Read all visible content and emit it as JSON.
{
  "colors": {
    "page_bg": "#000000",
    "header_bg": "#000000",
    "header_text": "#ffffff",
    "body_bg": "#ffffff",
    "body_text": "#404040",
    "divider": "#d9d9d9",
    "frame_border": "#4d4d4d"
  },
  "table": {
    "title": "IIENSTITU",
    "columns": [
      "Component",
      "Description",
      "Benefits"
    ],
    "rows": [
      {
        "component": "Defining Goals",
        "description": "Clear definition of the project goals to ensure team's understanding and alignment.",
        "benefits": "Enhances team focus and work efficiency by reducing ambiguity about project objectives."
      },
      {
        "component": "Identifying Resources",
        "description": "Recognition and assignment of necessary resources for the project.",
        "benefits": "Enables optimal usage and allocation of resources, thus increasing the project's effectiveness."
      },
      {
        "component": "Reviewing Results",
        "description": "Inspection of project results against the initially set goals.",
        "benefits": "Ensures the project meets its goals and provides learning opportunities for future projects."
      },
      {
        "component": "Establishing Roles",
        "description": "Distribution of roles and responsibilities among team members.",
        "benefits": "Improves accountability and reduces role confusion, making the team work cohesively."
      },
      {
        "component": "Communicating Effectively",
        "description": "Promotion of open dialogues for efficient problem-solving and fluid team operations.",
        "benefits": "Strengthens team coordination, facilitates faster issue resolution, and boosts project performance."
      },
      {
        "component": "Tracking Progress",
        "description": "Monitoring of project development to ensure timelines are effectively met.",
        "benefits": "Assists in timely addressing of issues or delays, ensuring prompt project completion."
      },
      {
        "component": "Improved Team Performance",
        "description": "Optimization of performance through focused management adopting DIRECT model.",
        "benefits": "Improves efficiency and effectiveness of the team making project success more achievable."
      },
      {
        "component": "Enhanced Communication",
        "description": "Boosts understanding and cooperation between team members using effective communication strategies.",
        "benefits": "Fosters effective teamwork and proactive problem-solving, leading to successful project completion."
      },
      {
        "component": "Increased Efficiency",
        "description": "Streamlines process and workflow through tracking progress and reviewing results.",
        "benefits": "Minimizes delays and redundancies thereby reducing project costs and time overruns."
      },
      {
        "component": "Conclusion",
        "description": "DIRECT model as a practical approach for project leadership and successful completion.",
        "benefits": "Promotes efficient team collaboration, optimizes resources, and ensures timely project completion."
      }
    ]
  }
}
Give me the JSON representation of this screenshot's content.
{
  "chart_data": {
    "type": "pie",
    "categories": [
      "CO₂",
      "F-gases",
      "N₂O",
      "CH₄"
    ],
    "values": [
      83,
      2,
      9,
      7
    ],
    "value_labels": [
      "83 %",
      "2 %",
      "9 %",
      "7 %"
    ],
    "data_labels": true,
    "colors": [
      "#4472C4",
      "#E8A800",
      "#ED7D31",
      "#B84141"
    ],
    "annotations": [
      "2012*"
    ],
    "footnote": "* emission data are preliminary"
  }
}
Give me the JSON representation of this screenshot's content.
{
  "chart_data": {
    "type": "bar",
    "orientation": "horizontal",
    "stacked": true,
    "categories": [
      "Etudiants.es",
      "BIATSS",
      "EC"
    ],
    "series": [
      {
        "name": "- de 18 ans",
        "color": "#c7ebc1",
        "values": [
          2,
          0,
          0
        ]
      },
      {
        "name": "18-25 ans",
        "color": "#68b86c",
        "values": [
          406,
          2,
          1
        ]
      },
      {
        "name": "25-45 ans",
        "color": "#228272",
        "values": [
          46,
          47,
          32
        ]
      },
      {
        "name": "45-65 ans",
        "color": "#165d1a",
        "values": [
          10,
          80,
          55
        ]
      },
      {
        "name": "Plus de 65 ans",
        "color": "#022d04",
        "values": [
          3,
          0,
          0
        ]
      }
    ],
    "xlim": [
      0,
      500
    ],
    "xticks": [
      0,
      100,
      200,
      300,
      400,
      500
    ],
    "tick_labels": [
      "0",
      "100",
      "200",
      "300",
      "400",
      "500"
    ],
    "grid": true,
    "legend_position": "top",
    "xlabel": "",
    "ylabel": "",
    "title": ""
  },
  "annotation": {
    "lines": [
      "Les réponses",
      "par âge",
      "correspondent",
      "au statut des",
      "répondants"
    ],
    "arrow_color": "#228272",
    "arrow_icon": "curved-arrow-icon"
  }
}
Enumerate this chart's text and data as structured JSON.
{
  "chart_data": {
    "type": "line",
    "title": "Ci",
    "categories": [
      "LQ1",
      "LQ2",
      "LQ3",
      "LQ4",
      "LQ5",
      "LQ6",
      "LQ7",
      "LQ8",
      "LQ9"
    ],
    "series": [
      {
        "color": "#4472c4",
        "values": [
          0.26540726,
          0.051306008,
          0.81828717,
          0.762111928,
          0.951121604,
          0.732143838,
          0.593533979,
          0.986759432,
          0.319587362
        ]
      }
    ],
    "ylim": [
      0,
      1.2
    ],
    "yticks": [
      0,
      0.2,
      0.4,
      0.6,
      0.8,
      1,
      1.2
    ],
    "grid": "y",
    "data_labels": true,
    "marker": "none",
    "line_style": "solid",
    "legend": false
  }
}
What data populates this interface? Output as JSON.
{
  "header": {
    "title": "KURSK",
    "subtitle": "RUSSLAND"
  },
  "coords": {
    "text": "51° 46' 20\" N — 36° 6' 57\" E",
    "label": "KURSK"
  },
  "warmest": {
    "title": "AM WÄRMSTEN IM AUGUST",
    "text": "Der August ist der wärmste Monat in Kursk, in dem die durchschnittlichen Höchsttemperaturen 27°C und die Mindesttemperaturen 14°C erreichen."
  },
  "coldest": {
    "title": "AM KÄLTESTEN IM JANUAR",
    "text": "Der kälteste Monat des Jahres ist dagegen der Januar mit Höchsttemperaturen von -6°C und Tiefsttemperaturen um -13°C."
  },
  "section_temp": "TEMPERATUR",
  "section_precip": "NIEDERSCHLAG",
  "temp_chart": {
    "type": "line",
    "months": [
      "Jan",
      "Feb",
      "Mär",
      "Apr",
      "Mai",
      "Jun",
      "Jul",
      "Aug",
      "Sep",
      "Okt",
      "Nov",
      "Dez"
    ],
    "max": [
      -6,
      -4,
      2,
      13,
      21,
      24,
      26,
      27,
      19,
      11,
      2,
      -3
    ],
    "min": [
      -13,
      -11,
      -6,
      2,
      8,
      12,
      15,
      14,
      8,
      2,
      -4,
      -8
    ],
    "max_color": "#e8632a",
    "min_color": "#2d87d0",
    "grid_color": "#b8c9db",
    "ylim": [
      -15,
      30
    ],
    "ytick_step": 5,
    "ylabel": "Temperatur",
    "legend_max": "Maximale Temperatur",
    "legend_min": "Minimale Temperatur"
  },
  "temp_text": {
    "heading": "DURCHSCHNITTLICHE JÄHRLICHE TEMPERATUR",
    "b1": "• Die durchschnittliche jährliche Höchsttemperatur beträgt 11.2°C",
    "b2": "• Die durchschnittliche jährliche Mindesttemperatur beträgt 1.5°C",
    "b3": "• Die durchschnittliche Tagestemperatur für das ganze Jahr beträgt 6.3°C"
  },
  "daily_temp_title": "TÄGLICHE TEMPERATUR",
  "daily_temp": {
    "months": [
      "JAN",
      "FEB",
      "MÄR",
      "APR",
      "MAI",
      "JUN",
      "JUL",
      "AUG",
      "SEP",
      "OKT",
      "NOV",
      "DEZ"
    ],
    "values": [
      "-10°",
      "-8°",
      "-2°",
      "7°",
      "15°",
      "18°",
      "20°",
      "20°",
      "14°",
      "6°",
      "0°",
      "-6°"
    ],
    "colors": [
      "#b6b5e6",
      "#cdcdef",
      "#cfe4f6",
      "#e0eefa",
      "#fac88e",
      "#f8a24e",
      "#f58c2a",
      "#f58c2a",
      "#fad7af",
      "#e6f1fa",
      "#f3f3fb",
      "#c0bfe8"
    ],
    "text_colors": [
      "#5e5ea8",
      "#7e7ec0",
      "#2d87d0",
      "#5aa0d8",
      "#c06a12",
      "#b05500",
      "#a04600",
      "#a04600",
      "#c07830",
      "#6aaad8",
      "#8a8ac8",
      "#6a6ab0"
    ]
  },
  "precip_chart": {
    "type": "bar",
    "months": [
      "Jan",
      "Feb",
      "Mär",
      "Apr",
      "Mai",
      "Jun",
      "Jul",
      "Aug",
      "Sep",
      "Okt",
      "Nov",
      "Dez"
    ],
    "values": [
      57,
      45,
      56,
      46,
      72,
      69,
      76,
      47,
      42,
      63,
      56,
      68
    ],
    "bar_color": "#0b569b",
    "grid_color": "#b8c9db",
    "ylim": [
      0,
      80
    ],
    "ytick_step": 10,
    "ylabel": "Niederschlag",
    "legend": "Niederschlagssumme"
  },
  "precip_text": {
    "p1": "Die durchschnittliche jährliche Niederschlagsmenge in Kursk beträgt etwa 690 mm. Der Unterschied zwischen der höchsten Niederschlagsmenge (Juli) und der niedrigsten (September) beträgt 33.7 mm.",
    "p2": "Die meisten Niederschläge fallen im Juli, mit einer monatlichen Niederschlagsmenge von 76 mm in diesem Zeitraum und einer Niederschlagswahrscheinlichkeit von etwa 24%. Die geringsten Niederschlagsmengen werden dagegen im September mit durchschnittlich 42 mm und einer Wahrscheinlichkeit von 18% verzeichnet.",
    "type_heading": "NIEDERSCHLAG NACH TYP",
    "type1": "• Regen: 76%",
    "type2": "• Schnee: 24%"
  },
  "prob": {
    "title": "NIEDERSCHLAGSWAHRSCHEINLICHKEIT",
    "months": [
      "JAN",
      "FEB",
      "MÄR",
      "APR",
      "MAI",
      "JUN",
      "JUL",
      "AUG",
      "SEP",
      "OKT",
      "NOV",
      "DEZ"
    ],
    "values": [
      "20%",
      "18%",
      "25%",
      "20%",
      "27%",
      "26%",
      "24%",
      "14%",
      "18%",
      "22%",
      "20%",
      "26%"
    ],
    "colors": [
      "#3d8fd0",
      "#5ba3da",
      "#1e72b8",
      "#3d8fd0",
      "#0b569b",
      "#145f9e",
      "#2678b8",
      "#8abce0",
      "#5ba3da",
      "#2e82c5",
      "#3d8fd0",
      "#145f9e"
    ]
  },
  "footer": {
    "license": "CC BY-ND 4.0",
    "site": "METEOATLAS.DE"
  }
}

- - -

Copy out the lines in which the string "this" appears.

Give me the JSON representation of this screenshot's content.
Give me the JSON representation of this screenshot's content.
Enumerate this chart's text and data as structured JSON.
What data populates this interface? Output as JSON.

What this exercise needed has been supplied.